• OBJECTIVE: Copy the data exactly; pictures stay out of the copy.

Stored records
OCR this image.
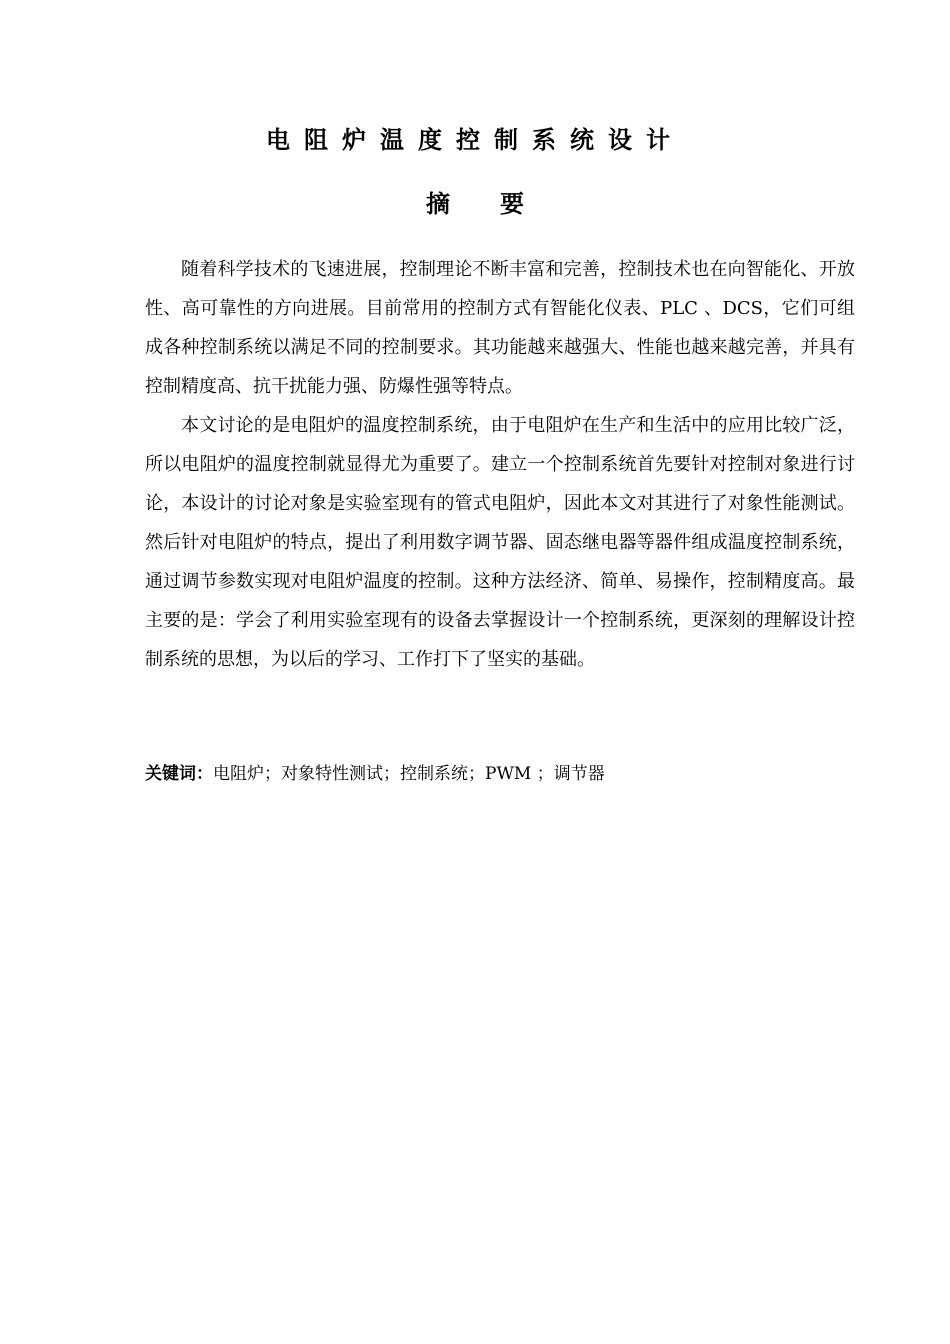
电阻炉温度控制系统设计
摘要

随着科学技术的飞速进展，控制理论不断丰富和完善，控制技术也在向智能化、开放性、高可靠性的方向进展。目前常用的控制方式有智能化仪表、PLC 、DCS，它们可组成各种控制系统以满足不同的控制要求。其功能越来越强大、性能也越来越完善，并具有控制精度高、抗干扰能力强、防爆性强等特点。

本文讨论的是电阻炉的温度控制系统，由于电阻炉在生产和生活中的应用比较广泛，所以电阻炉的温度控制就显得尤为重要了。建立一个控制系统首先要针对控制对象进行讨论，本设计的讨论对象是实验室现有的管式电阻炉，因此本文对其进行了对象性能测试。然后针对电阻炉的特点，提出了利用数字调节器、固态继电器等器件组成温度控制系统，通过调节参数实现对电阻炉温度的控制。这种方法经济、简单、易操作，控制精度高。最主要的是：学会了利用实验室现有的设备去掌握设计一个控制系统，更深刻的理解设计控制系统的思想，为以后的学习、工作打下了坚实的基础。

关键词：电阻炉；对象特性测试；控制系统；PWM ；调节器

• OUTPUT FOR THIS TASK:
OCR this image.
电阻炉温度控制系统设计
摘要

随着科学技术的飞速进展，控制理论不断丰富和完善，控制技术也在向智能化、开放性、高可靠性的方向进展。目前常用的控制方式有智能化仪表、PLC 、DCS，它们可组成各种控制系统以满足不同的控制要求。其功能越来越强大、性能也越来越完善，并具有控制精度高、抗干扰能力强、防爆性强等特点。

本文讨论的是电阻炉的温度控制系统，由于电阻炉在生产和生活中的应用比较广泛，所以电阻炉的温度控制就显得尤为重要了。建立一个控制系统首先要针对控制对象进行讨论，本设计的讨论对象是实验室现有的管式电阻炉，因此本文对其进行了对象性能测试。然后针对电阻炉的特点，提出了利用数字调节器、固态继电器等器件组成温度控制系统，通过调节参数实现对电阻炉温度的控制。这种方法经济、简单、易操作，控制精度高。最主要的是：学会了利用实验室现有的设备去掌握设计一个控制系统，更深刻的理解设计控制系统的思想，为以后的学习、工作打下了坚实的基础。

关键词：电阻炉；对象特性测试；控制系统；PWM ；调节器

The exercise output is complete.